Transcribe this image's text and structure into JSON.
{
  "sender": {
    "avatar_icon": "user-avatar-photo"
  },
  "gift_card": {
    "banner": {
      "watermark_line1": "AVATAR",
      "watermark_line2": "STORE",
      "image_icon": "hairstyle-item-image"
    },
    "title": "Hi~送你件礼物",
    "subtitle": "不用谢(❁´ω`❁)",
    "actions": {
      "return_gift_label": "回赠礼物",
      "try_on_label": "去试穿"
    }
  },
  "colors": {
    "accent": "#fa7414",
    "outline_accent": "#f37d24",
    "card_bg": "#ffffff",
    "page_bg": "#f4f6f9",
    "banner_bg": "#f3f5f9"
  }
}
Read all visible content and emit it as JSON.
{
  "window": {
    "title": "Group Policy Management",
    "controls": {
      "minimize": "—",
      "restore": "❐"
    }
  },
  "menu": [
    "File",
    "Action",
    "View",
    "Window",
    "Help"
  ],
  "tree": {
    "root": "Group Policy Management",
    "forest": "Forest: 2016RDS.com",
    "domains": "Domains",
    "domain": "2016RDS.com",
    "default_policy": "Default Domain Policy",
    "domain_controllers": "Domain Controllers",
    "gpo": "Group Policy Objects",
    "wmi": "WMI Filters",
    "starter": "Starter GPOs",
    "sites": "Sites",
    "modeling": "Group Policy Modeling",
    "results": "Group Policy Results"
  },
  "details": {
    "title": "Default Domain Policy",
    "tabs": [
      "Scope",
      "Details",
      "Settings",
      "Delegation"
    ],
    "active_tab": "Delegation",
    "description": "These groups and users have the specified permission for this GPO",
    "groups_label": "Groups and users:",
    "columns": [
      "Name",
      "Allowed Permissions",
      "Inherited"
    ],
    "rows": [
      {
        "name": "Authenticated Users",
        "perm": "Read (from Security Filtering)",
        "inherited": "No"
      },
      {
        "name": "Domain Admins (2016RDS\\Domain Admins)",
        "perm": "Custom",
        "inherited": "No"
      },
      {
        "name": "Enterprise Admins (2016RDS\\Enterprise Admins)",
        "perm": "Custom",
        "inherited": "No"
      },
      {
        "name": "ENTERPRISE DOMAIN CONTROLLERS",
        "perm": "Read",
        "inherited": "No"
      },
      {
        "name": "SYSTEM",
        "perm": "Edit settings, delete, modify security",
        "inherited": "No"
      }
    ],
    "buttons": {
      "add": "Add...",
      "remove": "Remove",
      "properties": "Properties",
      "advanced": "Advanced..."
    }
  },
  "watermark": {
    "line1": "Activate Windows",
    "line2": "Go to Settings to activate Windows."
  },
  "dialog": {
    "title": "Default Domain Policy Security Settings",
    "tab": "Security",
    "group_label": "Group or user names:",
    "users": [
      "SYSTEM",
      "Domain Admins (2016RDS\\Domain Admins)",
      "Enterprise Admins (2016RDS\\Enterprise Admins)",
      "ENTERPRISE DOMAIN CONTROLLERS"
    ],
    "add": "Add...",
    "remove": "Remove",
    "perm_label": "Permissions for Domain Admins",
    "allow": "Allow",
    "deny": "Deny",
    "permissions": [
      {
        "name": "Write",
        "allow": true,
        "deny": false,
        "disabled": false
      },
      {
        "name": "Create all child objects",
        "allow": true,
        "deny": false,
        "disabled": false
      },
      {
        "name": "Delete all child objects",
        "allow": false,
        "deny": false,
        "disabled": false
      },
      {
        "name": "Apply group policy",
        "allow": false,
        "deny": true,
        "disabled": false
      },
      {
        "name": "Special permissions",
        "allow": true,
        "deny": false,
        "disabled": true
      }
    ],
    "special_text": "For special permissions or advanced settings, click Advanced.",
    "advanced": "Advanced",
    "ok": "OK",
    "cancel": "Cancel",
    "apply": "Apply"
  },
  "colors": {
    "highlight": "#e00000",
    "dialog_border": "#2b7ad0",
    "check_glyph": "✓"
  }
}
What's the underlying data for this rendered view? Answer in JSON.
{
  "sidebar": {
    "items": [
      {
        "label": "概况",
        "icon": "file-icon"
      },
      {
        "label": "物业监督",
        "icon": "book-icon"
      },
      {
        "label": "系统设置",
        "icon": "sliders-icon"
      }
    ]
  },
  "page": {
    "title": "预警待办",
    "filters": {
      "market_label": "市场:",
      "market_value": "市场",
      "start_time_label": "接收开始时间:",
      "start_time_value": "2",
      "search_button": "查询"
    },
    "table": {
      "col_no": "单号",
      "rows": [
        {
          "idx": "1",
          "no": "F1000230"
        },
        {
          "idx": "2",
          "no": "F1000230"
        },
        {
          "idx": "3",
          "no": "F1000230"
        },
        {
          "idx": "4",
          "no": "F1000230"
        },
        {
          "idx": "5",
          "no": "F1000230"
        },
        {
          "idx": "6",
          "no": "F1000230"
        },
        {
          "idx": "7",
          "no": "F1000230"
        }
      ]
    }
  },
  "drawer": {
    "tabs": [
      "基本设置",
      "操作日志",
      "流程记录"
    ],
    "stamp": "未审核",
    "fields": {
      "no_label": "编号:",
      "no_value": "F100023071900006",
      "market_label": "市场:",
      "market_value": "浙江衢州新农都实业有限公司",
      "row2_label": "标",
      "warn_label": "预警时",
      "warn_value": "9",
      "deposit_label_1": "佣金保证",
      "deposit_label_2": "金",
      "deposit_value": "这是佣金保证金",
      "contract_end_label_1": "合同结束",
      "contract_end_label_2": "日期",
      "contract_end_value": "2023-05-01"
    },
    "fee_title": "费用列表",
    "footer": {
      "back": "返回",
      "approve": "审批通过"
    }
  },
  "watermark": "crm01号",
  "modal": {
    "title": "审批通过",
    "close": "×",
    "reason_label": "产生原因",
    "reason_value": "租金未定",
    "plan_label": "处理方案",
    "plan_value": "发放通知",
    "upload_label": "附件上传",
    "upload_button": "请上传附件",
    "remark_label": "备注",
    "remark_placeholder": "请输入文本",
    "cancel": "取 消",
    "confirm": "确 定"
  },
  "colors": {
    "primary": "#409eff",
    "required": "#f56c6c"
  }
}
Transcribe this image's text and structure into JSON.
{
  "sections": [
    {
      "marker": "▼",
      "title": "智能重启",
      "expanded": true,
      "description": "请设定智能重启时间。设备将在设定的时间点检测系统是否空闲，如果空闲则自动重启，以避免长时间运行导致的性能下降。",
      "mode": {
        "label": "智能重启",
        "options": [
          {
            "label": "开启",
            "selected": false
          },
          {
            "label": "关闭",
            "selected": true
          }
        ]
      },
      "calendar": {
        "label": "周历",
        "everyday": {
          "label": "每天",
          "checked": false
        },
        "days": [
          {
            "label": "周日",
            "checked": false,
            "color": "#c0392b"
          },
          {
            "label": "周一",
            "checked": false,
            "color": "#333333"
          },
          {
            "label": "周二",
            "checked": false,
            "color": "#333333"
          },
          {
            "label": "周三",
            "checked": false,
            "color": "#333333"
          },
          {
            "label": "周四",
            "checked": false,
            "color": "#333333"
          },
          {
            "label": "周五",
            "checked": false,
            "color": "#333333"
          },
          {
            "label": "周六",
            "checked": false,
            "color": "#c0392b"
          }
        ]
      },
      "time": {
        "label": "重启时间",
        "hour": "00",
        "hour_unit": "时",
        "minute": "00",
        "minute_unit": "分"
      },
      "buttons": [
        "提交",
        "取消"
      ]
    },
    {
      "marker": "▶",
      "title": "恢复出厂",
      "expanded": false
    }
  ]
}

☆ ☆ ☆ ☆ ☆

From the records above, extract every line exactly as it stands.

Exercise response:
Transcribe this image's text and structure into JSON.
{
  "sender": {
    "avatar_icon": "user-avatar-photo"
  },
  "gift_card": {
    "banner": {
      "watermark_line1": "AVATAR",
      "watermark_line2": "STORE",
      "image_icon": "hairstyle-item-image"
    },
    "title": "Hi~送你件礼物",
    "subtitle": "不用谢(❁´ω`❁)",
    "actions": {
      "return_gift_label": "回赠礼物",
      "try_on_label": "去试穿"
    }
  },
  "colors": {
    "accent": "#fa7414",
    "outline_accent": "#f37d24",
    "card_bg": "#ffffff",
    "page_bg": "#f4f6f9",
    "banner_bg": "#f3f5f9"
  }
}
Read all visible content and emit it as JSON.
{
  "window": {
    "title": "Group Policy Management",
    "controls": {
      "minimize": "—",
      "restore": "❐"
    }
  },
  "menu": [
    "File",
    "Action",
    "View",
    "Window",
    "Help"
  ],
  "tree": {
    "root": "Group Policy Management",
    "forest": "Forest: 2016RDS.com",
    "domains": "Domains",
    "domain": "2016RDS.com",
    "default_policy": "Default Domain Policy",
    "domain_controllers": "Domain Controllers",
    "gpo": "Group Policy Objects",
    "wmi": "WMI Filters",
    "starter": "Starter GPOs",
    "sites": "Sites",
    "modeling": "Group Policy Modeling",
    "results": "Group Policy Results"
  },
  "details": {
    "title": "Default Domain Policy",
    "tabs": [
      "Scope",
      "Details",
      "Settings",
      "Delegation"
    ],
    "active_tab": "Delegation",
    "description": "These groups and users have the specified permission for this GPO",
    "groups_label": "Groups and users:",
    "columns": [
      "Name",
      "Allowed Permissions",
      "Inherited"
    ],
    "rows": [
      {
        "name": "Authenticated Users",
        "perm": "Read (from Security Filtering)",
        "inherited": "No"
      },
      {
        "name": "Domain Admins (2016RDS\\Domain Admins)",
        "perm": "Custom",
        "inherited": "No"
      },
      {
        "name": "Enterprise Admins (2016RDS\\Enterprise Admins)",
        "perm": "Custom",
        "inherited": "No"
      },
      {
        "name": "ENTERPRISE DOMAIN CONTROLLERS",
        "perm": "Read",
        "inherited": "No"
      },
      {
        "name": "SYSTEM",
        "perm": "Edit settings, delete, modify security",
        "inherited": "No"
      }
    ],
    "buttons": {
      "add": "Add...",
      "remove": "Remove",
      "properties": "Properties",
      "advanced": "Advanced..."
    }
  },
  "watermark": {
    "line1": "Activate Windows",
    "line2": "Go to Settings to activate Windows."
  },
  "dialog": {
    "title": "Default Domain Policy Security Settings",
    "tab": "Security",
    "group_label": "Group or user names:",
    "users": [
      "SYSTEM",
      "Domain Admins (2016RDS\\Domain Admins)",
      "Enterprise Admins (2016RDS\\Enterprise Admins)",
      "ENTERPRISE DOMAIN CONTROLLERS"
    ],
    "add": "Add...",
    "remove": "Remove",
    "perm_label": "Permissions for Domain Admins",
    "allow": "Allow",
    "deny": "Deny",
    "permissions": [
      {
        "name": "Write",
        "allow": true,
        "deny": false,
        "disabled": false
      },
      {
        "name": "Create all child objects",
        "allow": true,
        "deny": false,
        "disabled": false
      },
      {
        "name": "Delete all child objects",
        "allow": false,
        "deny": false,
        "disabled": false
      },
      {
        "name": "Apply group policy",
        "allow": false,
        "deny": true,
        "disabled": false
      },
      {
        "name": "Special permissions",
        "allow": true,
        "deny": false,
        "disabled": true
      }
    ],
    "special_text": "For special permissions or advanced settings, click Advanced.",
    "advanced": "Advanced",
    "ok": "OK",
    "cancel": "Cancel",
    "apply": "Apply"
  },
  "colors": {
    "highlight": "#e00000",
    "dialog_border": "#2b7ad0",
    "check_glyph": "✓"
  }
}
What's the underlying data for this rendered view? Answer in JSON.
{
  "sidebar": {
    "items": [
      {
        "label": "概况",
        "icon": "file-icon"
      },
      {
        "label": "物业监督",
        "icon": "book-icon"
      },
      {
        "label": "系统设置",
        "icon": "sliders-icon"
      }
    ]
  },
  "page": {
    "title": "预警待办",
    "filters": {
      "market_label": "市场:",
      "market_value": "市场",
      "start_time_label": "接收开始时间:",
      "start_time_value": "2",
      "search_button": "查询"
    },
    "table": {
      "col_no": "单号",
      "rows": [
        {
          "idx": "1",
          "no": "F1000230"
        },
        {
          "idx": "2",
          "no": "F1000230"
        },
        {
          "idx": "3",
          "no": "F1000230"
        },
        {
          "idx": "4",
          "no": "F1000230"
        },
        {
          "idx": "5",
          "no": "F1000230"
        },
        {
          "idx": "6",
          "no": "F1000230"
        },
        {
          "idx": "7",
          "no": "F1000230"
        }
      ]
    }
  },
  "drawer": {
    "tabs": [
      "基本设置",
      "操作日志",
      "流程记录"
    ],
    "stamp": "未审核",
    "fields": {
      "no_label": "编号:",
      "no_value": "F100023071900006",
      "market_label": "市场:",
      "market_value": "浙江衢州新农都实业有限公司",
      "row2_label": "标",
      "warn_label": "预警时",
      "warn_value": "9",
      "deposit_label_1": "佣金保证",
      "deposit_label_2": "金",
      "deposit_value": "这是佣金保证金",
      "contract_end_label_1": "合同结束",
      "contract_end_label_2": "日期",
      "contract_end_value": "2023-05-01"
    },
    "fee_title": "费用列表",
    "footer": {
      "back": "返回",
      "approve": "审批通过"
    }
  },
  "watermark": "crm01号",
  "modal": {
    "title": "审批通过",
    "close": "×",
    "reason_label": "产生原因",
    "reason_value": "租金未定",
    "plan_label": "处理方案",
    "plan_value": "发放通知",
    "upload_label": "附件上传",
    "upload_button": "请上传附件",
    "remark_label": "备注",
    "remark_placeholder": "请输入文本",
    "cancel": "取 消",
    "confirm": "确 定"
  },
  "colors": {
    "primary": "#409eff",
    "required": "#f56c6c"
  }
}
Transcribe this image's text and structure into JSON.
{
  "sections": [
    {
      "marker": "▼",
      "title": "智能重启",
      "expanded": true,
      "description": "请设定智能重启时间。设备将在设定的时间点检测系统是否空闲，如果空闲则自动重启，以避免长时间运行导致的性能下降。",
      "mode": {
        "label": "智能重启",
        "options": [
          {
            "label": "开启",
            "selected": false
          },
          {
            "label": "关闭",
            "selected": true
          }
        ]
      },
      "calendar": {
        "label": "周历",
        "everyday": {
          "label": "每天",
          "checked": false
        },
        "days": [
          {
            "label": "周日",
            "checked": false,
            "color": "#c0392b"
          },
          {
            "label": "周一",
            "checked": false,
            "color": "#333333"
          },
          {
            "label": "周二",
            "checked": false,
            "color": "#333333"
          },
          {
            "label": "周三",
            "checked": false,
            "color": "#333333"
          },
          {
            "label": "周四",
            "checked": false,
            "color": "#333333"
          },
          {
            "label": "周五",
            "checked": false,
            "color": "#333333"
          },
          {
            "label": "周六",
            "checked": false,
            "color": "#c0392b"
          }
        ]
      },
      "time": {
        "label": "重启时间",
        "hour": "00",
        "hour_unit": "时",
        "minute": "00",
        "minute_unit": "分"
      },
      "buttons": [
        "提交",
        "取消"
      ]
    },
    {
      "marker": "▶",
      "title": "恢复出厂",
      "expanded": false
    }
  ]
}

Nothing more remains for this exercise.